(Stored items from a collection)
====

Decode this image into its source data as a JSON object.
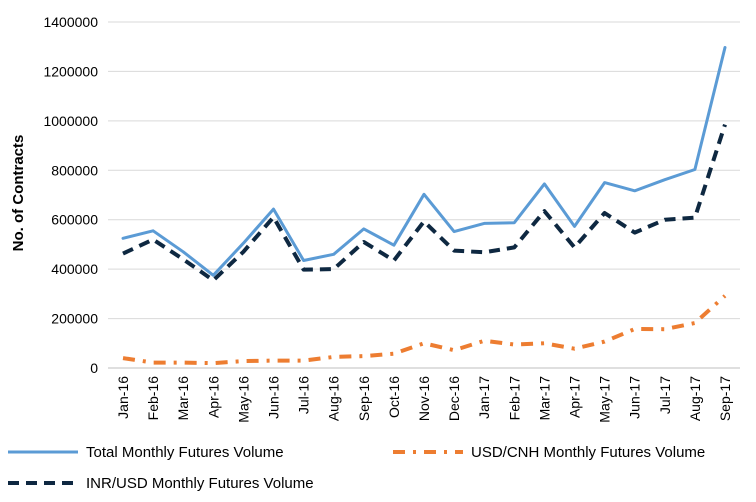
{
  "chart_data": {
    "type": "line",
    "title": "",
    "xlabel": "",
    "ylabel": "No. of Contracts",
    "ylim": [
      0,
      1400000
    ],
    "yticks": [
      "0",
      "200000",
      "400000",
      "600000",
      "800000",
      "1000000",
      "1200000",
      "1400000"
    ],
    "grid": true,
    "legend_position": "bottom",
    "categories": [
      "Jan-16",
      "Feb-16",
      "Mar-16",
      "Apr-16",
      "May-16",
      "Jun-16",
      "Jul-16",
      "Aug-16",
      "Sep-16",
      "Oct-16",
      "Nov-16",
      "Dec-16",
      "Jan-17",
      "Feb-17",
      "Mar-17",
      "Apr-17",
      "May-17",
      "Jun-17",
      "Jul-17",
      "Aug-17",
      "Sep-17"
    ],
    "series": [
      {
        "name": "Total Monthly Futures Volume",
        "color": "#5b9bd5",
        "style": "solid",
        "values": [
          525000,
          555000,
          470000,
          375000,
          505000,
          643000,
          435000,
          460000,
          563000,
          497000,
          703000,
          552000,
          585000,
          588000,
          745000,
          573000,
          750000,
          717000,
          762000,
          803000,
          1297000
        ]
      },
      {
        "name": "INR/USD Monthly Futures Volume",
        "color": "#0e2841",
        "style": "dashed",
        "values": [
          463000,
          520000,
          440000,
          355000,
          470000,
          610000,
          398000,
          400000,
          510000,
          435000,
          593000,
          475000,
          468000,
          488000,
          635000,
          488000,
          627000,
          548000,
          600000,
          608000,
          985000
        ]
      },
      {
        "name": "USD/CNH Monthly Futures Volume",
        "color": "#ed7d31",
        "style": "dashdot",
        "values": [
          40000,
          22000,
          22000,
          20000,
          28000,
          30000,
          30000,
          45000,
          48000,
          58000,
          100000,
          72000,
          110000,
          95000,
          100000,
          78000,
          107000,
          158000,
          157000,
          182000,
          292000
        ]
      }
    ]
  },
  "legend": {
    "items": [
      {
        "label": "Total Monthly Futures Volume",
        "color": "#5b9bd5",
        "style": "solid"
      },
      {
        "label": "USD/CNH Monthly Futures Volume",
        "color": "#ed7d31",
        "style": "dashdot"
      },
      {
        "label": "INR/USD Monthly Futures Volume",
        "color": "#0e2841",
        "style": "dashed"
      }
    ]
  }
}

====

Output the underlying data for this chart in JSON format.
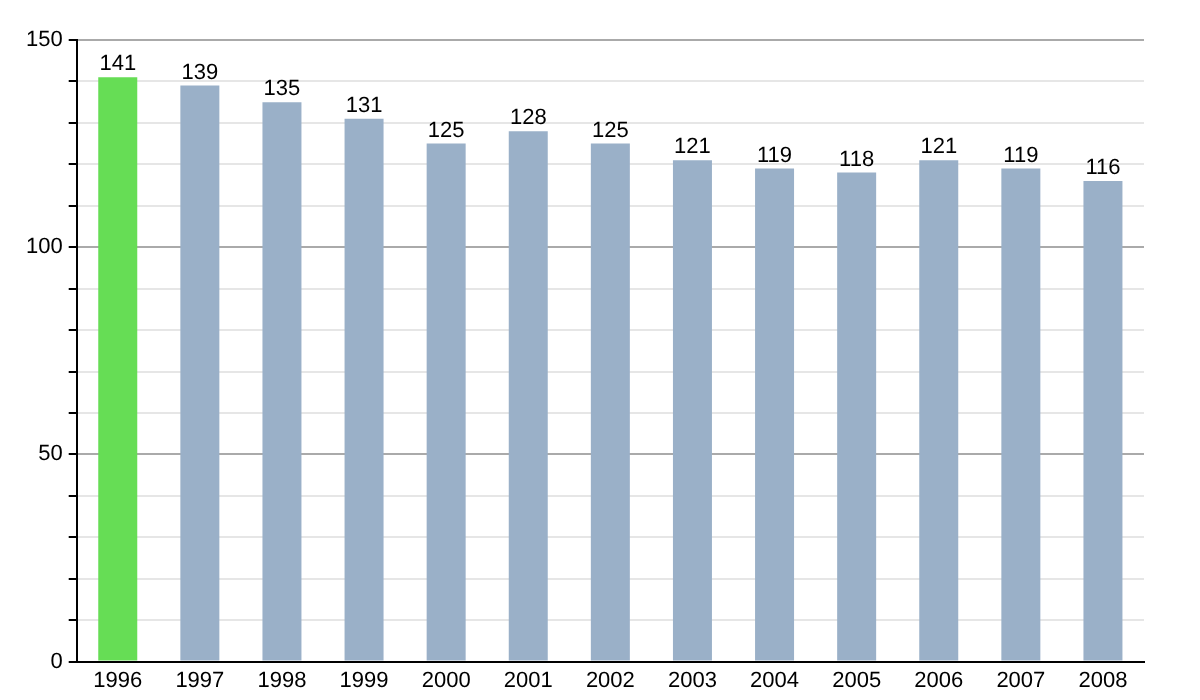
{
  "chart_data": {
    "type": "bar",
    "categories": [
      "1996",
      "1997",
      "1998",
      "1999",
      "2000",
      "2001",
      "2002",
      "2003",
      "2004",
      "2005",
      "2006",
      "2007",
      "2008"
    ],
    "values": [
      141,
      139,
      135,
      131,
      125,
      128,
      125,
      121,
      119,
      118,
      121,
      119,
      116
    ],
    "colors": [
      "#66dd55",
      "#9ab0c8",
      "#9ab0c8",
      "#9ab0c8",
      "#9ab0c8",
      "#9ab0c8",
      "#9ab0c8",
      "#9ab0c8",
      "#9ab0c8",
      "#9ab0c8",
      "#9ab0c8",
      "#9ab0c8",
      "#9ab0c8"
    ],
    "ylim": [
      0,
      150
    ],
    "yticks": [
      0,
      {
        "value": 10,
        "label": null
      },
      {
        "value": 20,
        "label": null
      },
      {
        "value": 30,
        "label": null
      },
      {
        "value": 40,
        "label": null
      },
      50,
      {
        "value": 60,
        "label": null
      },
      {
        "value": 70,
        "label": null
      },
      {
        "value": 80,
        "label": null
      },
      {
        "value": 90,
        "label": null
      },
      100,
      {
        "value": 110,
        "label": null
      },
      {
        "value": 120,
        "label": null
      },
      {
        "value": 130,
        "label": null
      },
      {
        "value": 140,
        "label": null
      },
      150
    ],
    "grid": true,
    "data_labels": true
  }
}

====

Goal of the exercise:
Search the data for the word "JSON" and copy each line where it appears.

Full solution:
Decode this image into its source data as a JSON object.
Output the underlying data for this chart in JSON format.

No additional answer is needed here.